**Problem to work on:**
List each line in the items below that contains the string "code". Case counts.

**Data excerpts:**
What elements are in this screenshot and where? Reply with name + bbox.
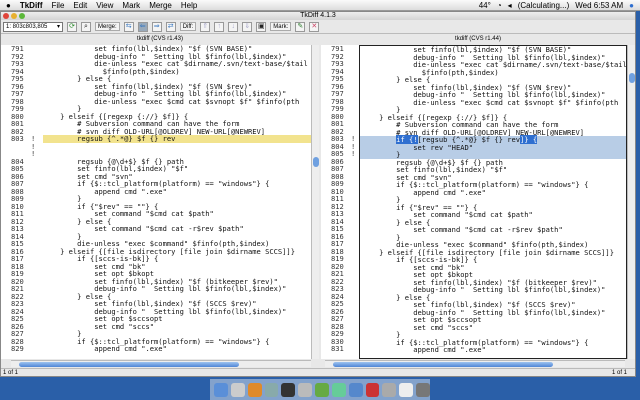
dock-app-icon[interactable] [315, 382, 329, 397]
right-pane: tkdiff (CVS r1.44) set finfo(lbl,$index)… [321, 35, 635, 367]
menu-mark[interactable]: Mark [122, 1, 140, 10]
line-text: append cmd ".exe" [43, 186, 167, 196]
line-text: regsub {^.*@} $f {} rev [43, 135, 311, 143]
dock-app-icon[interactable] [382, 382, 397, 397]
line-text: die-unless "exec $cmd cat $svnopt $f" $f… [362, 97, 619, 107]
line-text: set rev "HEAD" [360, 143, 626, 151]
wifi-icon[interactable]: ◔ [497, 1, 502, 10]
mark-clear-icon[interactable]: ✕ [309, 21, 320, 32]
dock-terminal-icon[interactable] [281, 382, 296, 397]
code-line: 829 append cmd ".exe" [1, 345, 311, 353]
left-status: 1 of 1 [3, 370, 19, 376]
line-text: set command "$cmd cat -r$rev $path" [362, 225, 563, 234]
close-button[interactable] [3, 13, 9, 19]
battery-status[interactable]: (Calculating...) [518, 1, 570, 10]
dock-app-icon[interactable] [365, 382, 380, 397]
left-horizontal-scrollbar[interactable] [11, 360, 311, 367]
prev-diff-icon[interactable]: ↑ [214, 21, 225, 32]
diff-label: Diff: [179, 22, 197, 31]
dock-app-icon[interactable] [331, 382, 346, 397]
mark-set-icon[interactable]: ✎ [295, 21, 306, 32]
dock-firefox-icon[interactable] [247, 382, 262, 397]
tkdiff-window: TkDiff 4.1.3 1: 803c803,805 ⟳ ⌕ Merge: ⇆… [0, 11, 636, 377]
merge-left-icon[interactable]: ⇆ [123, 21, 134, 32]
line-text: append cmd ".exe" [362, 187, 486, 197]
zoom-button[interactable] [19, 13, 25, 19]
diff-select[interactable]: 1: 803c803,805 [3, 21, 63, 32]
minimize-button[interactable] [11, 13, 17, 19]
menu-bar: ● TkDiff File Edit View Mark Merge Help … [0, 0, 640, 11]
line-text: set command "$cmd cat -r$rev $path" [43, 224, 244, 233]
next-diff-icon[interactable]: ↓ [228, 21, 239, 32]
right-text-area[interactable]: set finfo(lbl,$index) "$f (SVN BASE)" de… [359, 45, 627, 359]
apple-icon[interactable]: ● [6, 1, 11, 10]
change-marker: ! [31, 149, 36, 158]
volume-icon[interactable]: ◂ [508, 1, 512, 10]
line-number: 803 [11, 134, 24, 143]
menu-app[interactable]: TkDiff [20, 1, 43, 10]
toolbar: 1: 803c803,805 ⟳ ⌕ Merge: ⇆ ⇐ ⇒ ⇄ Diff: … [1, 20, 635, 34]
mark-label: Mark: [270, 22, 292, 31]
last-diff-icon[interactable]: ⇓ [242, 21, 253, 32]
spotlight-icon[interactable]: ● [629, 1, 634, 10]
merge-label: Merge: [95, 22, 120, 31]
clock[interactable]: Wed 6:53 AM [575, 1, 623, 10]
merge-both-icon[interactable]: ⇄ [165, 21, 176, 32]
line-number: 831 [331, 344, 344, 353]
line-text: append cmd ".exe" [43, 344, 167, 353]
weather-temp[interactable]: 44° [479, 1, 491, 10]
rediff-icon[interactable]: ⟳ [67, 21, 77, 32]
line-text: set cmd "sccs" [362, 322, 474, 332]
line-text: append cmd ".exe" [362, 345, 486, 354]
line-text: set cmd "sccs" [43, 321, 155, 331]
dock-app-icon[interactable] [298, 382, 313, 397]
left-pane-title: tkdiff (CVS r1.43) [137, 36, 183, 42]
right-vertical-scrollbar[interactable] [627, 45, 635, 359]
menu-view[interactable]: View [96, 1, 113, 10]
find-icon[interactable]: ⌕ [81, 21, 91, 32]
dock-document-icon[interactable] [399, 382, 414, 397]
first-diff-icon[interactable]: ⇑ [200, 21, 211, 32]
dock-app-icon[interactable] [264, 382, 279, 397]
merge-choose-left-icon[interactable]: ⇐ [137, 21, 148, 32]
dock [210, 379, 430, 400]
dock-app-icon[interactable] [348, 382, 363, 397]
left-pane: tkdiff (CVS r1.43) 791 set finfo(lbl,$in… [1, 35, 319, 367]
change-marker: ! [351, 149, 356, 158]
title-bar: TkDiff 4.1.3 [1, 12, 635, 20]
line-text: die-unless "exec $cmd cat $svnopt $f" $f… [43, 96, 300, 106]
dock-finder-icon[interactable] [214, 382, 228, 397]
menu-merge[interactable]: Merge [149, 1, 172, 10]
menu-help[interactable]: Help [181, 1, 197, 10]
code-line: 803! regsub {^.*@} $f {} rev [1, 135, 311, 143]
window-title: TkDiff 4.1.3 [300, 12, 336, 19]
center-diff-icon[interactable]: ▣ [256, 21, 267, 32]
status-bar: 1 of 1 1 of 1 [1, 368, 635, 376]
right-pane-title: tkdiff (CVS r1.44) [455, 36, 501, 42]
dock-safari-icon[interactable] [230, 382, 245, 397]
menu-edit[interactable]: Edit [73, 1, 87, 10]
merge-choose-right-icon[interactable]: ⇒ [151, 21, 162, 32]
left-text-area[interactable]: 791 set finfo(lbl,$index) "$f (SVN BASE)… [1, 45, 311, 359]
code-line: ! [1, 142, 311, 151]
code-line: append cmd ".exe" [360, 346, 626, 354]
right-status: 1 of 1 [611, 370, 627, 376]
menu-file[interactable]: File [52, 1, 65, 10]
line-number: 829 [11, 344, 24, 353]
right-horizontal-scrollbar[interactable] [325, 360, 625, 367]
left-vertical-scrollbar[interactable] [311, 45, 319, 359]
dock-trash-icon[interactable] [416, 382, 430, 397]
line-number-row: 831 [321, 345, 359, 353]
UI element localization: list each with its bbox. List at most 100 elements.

**Written solution:**
code-line: 829 append cmd ".exe" [1, 345, 311, 353]
code-line: 803! regsub {^.*@} $f {} rev [1, 135, 311, 143]
code-line: ! [1, 142, 311, 151]
code-line: append cmd ".exe" [360, 346, 626, 354]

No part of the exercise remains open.